→ DIRECTIONS:
Print each of the entries exactly, leaving nothing out.

|---|

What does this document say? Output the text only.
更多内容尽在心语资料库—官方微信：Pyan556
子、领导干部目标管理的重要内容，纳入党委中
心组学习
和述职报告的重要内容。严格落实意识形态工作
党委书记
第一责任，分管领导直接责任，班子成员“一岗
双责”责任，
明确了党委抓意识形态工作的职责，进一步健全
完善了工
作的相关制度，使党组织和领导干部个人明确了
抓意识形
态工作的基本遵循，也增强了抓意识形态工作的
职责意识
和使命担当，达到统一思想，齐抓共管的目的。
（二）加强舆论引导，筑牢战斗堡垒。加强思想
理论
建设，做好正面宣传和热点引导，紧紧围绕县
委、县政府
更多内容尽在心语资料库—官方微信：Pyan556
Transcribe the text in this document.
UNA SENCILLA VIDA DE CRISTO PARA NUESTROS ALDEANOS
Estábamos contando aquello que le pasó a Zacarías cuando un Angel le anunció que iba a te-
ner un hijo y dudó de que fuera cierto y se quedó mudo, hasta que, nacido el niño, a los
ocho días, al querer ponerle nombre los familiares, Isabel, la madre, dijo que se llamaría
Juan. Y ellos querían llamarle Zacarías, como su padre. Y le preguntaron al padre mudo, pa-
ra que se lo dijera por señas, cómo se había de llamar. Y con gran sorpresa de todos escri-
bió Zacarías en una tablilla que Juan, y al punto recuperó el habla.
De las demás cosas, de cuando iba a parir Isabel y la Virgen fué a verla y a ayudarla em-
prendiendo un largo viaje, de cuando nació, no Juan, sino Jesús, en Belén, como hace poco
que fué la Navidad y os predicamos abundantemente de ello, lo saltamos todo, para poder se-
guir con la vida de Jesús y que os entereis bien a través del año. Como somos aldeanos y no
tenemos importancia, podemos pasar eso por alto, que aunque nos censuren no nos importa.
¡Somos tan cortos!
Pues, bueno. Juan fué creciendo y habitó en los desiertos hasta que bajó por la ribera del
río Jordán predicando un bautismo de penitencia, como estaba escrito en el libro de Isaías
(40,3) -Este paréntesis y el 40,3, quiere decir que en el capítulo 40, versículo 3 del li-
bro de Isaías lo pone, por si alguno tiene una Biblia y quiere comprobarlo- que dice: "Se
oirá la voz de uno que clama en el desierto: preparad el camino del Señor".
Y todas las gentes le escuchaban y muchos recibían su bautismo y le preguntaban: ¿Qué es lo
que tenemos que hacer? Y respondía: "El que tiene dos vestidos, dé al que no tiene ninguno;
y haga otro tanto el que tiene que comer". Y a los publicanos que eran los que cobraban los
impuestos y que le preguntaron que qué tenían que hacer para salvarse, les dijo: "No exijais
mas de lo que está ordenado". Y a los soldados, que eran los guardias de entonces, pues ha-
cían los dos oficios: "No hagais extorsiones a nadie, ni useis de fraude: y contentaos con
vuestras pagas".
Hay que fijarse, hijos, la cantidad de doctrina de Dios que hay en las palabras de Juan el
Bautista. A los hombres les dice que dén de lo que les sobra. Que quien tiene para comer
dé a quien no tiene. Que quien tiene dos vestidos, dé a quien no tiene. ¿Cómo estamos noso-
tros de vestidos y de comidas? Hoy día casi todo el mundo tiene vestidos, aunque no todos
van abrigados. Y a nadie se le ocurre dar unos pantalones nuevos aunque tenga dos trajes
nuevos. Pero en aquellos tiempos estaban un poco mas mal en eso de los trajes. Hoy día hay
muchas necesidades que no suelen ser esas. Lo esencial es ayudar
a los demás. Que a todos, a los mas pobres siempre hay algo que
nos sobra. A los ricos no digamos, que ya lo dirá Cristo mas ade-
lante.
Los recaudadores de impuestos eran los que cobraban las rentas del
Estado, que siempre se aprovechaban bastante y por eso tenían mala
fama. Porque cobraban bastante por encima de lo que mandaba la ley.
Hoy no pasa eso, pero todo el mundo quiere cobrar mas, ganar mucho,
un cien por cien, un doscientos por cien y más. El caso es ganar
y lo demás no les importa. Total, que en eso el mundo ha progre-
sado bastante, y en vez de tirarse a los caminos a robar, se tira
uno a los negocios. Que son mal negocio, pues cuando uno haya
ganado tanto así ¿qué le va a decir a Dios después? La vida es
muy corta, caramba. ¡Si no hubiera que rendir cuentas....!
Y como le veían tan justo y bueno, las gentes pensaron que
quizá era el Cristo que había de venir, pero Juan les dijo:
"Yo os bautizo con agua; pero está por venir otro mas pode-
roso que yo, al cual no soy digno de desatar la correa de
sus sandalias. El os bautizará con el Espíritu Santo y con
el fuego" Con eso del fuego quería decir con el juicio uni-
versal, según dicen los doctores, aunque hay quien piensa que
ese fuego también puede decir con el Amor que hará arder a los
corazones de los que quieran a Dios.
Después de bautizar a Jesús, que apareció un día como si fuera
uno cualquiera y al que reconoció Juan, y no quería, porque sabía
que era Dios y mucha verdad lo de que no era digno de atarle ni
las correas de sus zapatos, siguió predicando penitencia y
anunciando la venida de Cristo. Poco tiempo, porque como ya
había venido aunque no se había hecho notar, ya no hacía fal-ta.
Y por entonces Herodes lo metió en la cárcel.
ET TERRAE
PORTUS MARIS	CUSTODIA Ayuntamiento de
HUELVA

|---|

→ WRITTEN SOLUTION:
What does this document say? Output the text only.
更多内容尽在心语资料库—官方微信：Pyan556
子、领导干部目标管理的重要内容，纳入党委中
心组学习
和述职报告的重要内容。严格落实意识形态工作
党委书记
第一责任，分管领导直接责任，班子成员“一岗
双责”责任，
明确了党委抓意识形态工作的职责，进一步健全
完善了工
作的相关制度，使党组织和领导干部个人明确了
抓意识形
态工作的基本遵循，也增强了抓意识形态工作的
职责意识
和使命担当，达到统一思想，齐抓共管的目的。
（二）加强舆论引导，筑牢战斗堡垒。加强思想
理论
建设，做好正面宣传和热点引导，紧紧围绕县
委、县政府
更多内容尽在心语资料库—官方微信：Pyan556
Transcribe the text in this document.
UNA SENCILLA VIDA DE CRISTO PARA NUESTROS ALDEANOS
Estábamos contando aquello que le pasó a Zacarías cuando un Angel le anunció que iba a te-
ner un hijo y dudó de que fuera cierto y se quedó mudo, hasta que, nacido el niño, a los
ocho días, al querer ponerle nombre los familiares, Isabel, la madre, dijo que se llamaría
Juan. Y ellos querían llamarle Zacarías, como su padre. Y le preguntaron al padre mudo, pa-
ra que se lo dijera por señas, cómo se había de llamar. Y con gran sorpresa de todos escri-
bió Zacarías en una tablilla que Juan, y al punto recuperó el habla.
De las demás cosas, de cuando iba a parir Isabel y la Virgen fué a verla y a ayudarla em-
prendiendo un largo viaje, de cuando nació, no Juan, sino Jesús, en Belén, como hace poco
que fué la Navidad y os predicamos abundantemente de ello, lo saltamos todo, para poder se-
guir con la vida de Jesús y que os entereis bien a través del año. Como somos aldeanos y no
tenemos importancia, podemos pasar eso por alto, que aunque nos censuren no nos importa.
¡Somos tan cortos!
Pues, bueno. Juan fué creciendo y habitó en los desiertos hasta que bajó por la ribera del
río Jordán predicando un bautismo de penitencia, como estaba escrito en el libro de Isaías
(40,3) -Este paréntesis y el 40,3, quiere decir que en el capítulo 40, versículo 3 del li-
bro de Isaías lo pone, por si alguno tiene una Biblia y quiere comprobarlo- que dice: "Se
oirá la voz de uno que clama en el desierto: preparad el camino del Señor".
Y todas las gentes le escuchaban y muchos recibían su bautismo y le preguntaban: ¿Qué es lo
que tenemos que hacer? Y respondía: "El que tiene dos vestidos, dé al que no tiene ninguno;
y haga otro tanto el que tiene que comer". Y a los publicanos que eran los que cobraban los
impuestos y que le preguntaron que qué tenían que hacer para salvarse, les dijo: "No exijais
mas de lo que está ordenado". Y a los soldados, que eran los guardias de entonces, pues ha-
cían los dos oficios: "No hagais extorsiones a nadie, ni useis de fraude: y contentaos con
vuestras pagas".
Hay que fijarse, hijos, la cantidad de doctrina de Dios que hay en las palabras de Juan el
Bautista. A los hombres les dice que dén de lo que les sobra. Que quien tiene para comer
dé a quien no tiene. Que quien tiene dos vestidos, dé a quien no tiene. ¿Cómo estamos noso-
tros de vestidos y de comidas? Hoy día casi todo el mundo tiene vestidos, aunque no todos
van abrigados. Y a nadie se le ocurre dar unos pantalones nuevos aunque tenga dos trajes
nuevos. Pero en aquellos tiempos estaban un poco mas mal en eso de los trajes. Hoy día hay
muchas necesidades que no suelen ser esas. Lo esencial es ayudar
a los demás. Que a todos, a los mas pobres siempre hay algo que
nos sobra. A los ricos no digamos, que ya lo dirá Cristo mas ade-
lante.
Los recaudadores de impuestos eran los que cobraban las rentas del
Estado, que siempre se aprovechaban bastante y por eso tenían mala
fama. Porque cobraban bastante por encima de lo que mandaba la ley.
Hoy no pasa eso, pero todo el mundo quiere cobrar mas, ganar mucho,
un cien por cien, un doscientos por cien y más. El caso es ganar
y lo demás no les importa. Total, que en eso el mundo ha progre-
sado bastante, y en vez de tirarse a los caminos a robar, se tira
uno a los negocios. Que son mal negocio, pues cuando uno haya
ganado tanto así ¿qué le va a decir a Dios después? La vida es
muy corta, caramba. ¡Si no hubiera que rendir cuentas....!
Y como le veían tan justo y bueno, las gentes pensaron que
quizá era el Cristo que había de venir, pero Juan les dijo:
"Yo os bautizo con agua; pero está por venir otro mas pode-
roso que yo, al cual no soy digno de desatar la correa de
sus sandalias. El os bautizará con el Espíritu Santo y con
el fuego" Con eso del fuego quería decir con el juicio uni-
versal, según dicen los doctores, aunque hay quien piensa que
ese fuego también puede decir con el Amor que hará arder a los
corazones de los que quieran a Dios.
Después de bautizar a Jesús, que apareció un día como si fuera
uno cualquiera y al que reconoció Juan, y no quería, porque sabía
que era Dios y mucha verdad lo de que no era digno de atarle ni
las correas de sus zapatos, siguió predicando penitencia y
anunciando la venida de Cristo. Poco tiempo, porque como ya
había venido aunque no se había hecho notar, ya no hacía fal-ta.
Y por entonces Herodes lo metió en la cárcel.
ET TERRAE
PORTUS MARIS	CUSTODIA Ayuntamiento de
HUELVA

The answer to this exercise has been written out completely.